### SHORT TASK
Return the listing below in full, with every line exactly as it is.

Structured figure records:
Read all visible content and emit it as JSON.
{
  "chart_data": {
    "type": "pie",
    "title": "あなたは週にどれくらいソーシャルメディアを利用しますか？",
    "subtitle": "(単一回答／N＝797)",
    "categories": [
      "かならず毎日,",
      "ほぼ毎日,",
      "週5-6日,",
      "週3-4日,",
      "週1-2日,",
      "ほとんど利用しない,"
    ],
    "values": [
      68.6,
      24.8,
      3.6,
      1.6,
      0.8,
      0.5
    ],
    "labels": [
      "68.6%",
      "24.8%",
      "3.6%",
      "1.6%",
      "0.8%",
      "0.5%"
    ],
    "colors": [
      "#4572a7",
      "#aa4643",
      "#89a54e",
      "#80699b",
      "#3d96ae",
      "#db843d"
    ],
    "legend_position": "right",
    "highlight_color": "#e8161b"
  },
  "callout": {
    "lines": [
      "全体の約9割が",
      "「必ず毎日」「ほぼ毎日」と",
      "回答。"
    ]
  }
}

### EXERCISE RESPONSE
Read all visible content and emit it as JSON.
{
  "chart_data": {
    "type": "pie",
    "title": "あなたは週にどれくらいソーシャルメディアを利用しますか？",
    "subtitle": "(単一回答／N＝797)",
    "categories": [
      "かならず毎日,",
      "ほぼ毎日,",
      "週5-6日,",
      "週3-4日,",
      "週1-2日,",
      "ほとんど利用しない,"
    ],
    "values": [
      68.6,
      24.8,
      3.6,
      1.6,
      0.8,
      0.5
    ],
    "labels": [
      "68.6%",
      "24.8%",
      "3.6%",
      "1.6%",
      "0.8%",
      "0.5%"
    ],
    "colors": [
      "#4572a7",
      "#aa4643",
      "#89a54e",
      "#80699b",
      "#3d96ae",
      "#db843d"
    ],
    "legend_position": "right",
    "highlight_color": "#e8161b"
  },
  "callout": {
    "lines": [
      "全体の約9割が",
      "「必ず毎日」「ほぼ毎日」と",
      "回答。"
    ]
  }
}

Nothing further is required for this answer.